------ Extracted material

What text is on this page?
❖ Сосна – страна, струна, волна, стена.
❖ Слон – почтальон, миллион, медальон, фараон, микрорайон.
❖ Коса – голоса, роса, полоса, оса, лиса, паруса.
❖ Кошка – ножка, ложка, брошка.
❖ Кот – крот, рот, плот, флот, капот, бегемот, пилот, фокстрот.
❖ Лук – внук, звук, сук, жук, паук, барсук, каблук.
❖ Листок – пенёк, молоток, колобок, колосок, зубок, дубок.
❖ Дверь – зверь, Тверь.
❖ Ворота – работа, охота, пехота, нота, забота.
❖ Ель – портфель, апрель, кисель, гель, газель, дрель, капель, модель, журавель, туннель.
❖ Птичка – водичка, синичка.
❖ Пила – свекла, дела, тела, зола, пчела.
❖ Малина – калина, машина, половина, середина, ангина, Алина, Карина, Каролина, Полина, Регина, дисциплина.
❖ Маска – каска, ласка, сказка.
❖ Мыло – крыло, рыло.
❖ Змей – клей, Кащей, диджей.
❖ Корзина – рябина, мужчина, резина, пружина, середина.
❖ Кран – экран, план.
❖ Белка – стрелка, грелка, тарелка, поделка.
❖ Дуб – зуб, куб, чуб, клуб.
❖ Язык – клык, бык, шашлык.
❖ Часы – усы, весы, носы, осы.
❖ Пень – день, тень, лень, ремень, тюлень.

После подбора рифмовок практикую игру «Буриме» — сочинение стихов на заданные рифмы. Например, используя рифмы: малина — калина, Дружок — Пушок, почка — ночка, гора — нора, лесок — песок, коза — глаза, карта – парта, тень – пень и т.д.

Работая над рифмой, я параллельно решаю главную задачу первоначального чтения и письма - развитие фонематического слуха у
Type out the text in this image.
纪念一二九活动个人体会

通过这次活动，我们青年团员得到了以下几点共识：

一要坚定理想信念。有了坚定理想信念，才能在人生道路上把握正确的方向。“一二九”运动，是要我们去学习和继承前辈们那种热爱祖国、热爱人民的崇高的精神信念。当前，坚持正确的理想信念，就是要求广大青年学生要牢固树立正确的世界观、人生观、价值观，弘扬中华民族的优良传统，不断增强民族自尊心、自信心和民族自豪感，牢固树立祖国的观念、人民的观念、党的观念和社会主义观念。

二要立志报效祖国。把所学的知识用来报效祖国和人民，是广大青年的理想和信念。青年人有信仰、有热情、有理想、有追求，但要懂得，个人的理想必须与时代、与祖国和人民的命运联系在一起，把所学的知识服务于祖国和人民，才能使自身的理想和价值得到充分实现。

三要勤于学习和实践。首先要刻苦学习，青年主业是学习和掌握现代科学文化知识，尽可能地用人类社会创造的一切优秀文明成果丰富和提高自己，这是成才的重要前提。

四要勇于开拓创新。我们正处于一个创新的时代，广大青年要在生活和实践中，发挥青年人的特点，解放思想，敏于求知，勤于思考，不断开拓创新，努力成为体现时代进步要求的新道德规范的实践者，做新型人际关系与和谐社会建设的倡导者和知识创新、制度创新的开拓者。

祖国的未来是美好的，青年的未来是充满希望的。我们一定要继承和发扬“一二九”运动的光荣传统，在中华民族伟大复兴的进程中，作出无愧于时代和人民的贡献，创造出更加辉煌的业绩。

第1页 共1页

------------

Take the lines above and print them exactly.

Result =
What text is on this page?
❖ Сосна – страна, струна, волна, стена.
❖ Слон – почтальон, миллион, медальон, фараон, микрорайон.
❖ Коса – голоса, роса, полоса, оса, лиса, паруса.
❖ Кошка – ножка, ложка, брошка.
❖ Кот – крот, рот, плот, флот, капот, бегемот, пилот, фокстрот.
❖ Лук – внук, звук, сук, жук, паук, барсук, каблук.
❖ Листок – пенёк, молоток, колобок, колосок, зубок, дубок.
❖ Дверь – зверь, Тверь.
❖ Ворота – работа, охота, пехота, нота, забота.
❖ Ель – портфель, апрель, кисель, гель, газель, дрель, капель, модель, журавель, туннель.
❖ Птичка – водичка, синичка.
❖ Пила – свекла, дела, тела, зола, пчела.
❖ Малина – калина, машина, половина, середина, ангина, Алина, Карина, Каролина, Полина, Регина, дисциплина.
❖ Маска – каска, ласка, сказка.
❖ Мыло – крыло, рыло.
❖ Змей – клей, Кащей, диджей.
❖ Корзина – рябина, мужчина, резина, пружина, середина.
❖ Кран – экран, план.
❖ Белка – стрелка, грелка, тарелка, поделка.
❖ Дуб – зуб, куб, чуб, клуб.
❖ Язык – клык, бык, шашлык.
❖ Часы – усы, весы, носы, осы.
❖ Пень – день, тень, лень, ремень, тюлень.

После подбора рифмовок практикую игру «Буриме» — сочинение стихов на заданные рифмы. Например, используя рифмы: малина — калина, Дружок — Пушок, почка — ночка, гора — нора, лесок — песок, коза — глаза, карта – парта, тень – пень и т.д.

Работая над рифмой, я параллельно решаю главную задачу первоначального чтения и письма - развитие фонематического слуха у
Type out the text in this image.
纪念一二九活动个人体会

通过这次活动，我们青年团员得到了以下几点共识：

一要坚定理想信念。有了坚定理想信念，才能在人生道路上把握正确的方向。“一二九”运动，是要我们去学习和继承前辈们那种热爱祖国、热爱人民的崇高的精神信念。当前，坚持正确的理想信念，就是要求广大青年学生要牢固树立正确的世界观、人生观、价值观，弘扬中华民族的优良传统，不断增强民族自尊心、自信心和民族自豪感，牢固树立祖国的观念、人民的观念、党的观念和社会主义观念。

二要立志报效祖国。把所学的知识用来报效祖国和人民，是广大青年的理想和信念。青年人有信仰、有热情、有理想、有追求，但要懂得，个人的理想必须与时代、与祖国和人民的命运联系在一起，把所学的知识服务于祖国和人民，才能使自身的理想和价值得到充分实现。

三要勤于学习和实践。首先要刻苦学习，青年主业是学习和掌握现代科学文化知识，尽可能地用人类社会创造的一切优秀文明成果丰富和提高自己，这是成才的重要前提。

四要勇于开拓创新。我们正处于一个创新的时代，广大青年要在生活和实践中，发挥青年人的特点，解放思想，敏于求知，勤于思考，不断开拓创新，努力成为体现时代进步要求的新道德规范的实践者，做新型人际关系与和谐社会建设的倡导者和知识创新、制度创新的开拓者。

祖国的未来是美好的，青年的未来是充满希望的。我们一定要继承和发扬“一二九”运动的光荣传统，在中华民族伟大复兴的进程中，作出无愧于时代和人民的贡献，创造出更加辉煌的业绩。

第1页 共1页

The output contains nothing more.